Exercise:
Find the word "Urbano" in the records below. List each line containing it.

Data listing:
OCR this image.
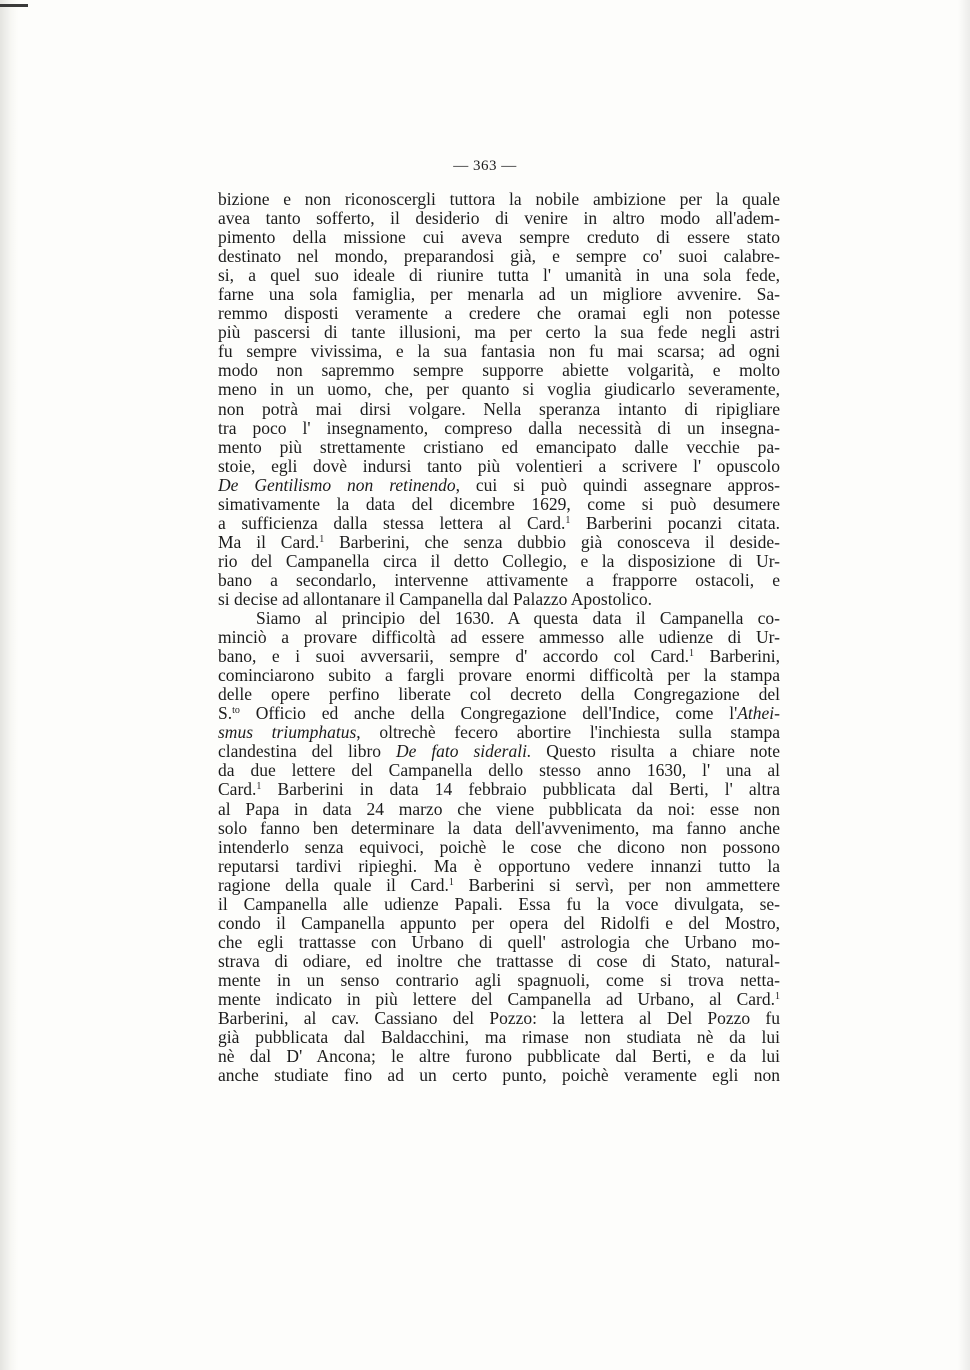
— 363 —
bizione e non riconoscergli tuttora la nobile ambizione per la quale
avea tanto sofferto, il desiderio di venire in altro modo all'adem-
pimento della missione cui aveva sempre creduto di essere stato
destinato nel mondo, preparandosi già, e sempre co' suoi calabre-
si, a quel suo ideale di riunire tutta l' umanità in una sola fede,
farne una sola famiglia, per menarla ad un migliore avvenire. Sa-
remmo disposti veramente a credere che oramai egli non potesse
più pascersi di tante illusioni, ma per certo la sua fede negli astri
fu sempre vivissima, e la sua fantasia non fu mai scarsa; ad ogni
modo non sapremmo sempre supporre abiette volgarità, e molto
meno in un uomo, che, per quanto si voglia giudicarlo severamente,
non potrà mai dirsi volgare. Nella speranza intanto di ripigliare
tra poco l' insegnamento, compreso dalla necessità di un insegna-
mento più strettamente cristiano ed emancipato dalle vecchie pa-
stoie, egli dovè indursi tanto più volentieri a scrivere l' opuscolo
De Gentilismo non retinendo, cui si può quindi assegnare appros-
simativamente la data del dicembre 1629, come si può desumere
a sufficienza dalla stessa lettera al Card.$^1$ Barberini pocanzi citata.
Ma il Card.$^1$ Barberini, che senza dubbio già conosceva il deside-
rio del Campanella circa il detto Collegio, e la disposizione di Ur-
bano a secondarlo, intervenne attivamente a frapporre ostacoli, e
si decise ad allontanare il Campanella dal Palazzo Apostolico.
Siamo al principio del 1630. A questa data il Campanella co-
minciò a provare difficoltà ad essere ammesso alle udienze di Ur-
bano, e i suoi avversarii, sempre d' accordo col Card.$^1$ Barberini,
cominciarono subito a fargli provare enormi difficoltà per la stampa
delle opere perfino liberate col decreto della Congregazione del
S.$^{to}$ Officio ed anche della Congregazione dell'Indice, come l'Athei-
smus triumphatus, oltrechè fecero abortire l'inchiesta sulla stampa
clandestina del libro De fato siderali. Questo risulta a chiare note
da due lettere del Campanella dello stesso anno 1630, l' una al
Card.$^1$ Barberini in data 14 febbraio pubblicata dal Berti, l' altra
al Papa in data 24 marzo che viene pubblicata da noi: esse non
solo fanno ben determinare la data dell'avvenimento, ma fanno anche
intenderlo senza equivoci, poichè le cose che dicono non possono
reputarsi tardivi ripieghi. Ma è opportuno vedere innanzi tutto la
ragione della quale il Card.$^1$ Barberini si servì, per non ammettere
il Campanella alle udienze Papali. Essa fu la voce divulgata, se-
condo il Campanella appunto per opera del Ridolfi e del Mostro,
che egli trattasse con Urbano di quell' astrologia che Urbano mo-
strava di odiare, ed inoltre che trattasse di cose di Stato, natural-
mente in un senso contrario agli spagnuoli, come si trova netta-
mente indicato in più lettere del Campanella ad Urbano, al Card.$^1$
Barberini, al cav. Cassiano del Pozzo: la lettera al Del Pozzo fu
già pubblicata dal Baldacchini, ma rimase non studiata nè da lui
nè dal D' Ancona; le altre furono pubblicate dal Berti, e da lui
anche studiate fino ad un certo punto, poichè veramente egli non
* * *
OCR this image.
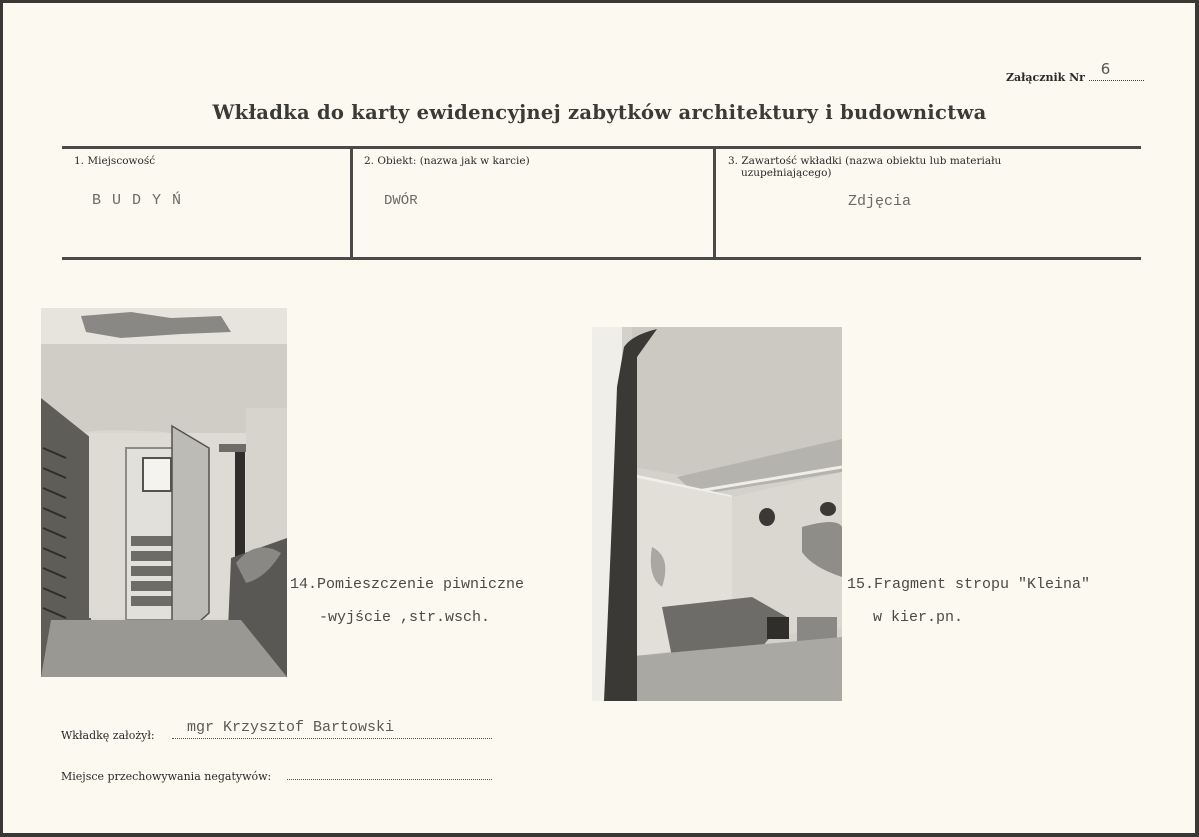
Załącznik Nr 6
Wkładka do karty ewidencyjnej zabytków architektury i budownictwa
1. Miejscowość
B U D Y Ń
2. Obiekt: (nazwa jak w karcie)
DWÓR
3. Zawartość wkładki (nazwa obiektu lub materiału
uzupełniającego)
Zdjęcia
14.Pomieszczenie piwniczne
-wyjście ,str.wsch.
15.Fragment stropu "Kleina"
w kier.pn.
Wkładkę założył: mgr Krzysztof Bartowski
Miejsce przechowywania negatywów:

Solution for this problem:
che egli trattasse con Urbano di quell' astrologia che Urbano mo-
mente indicato in più lettere del Campanella ad Urbano, al Card.$^1$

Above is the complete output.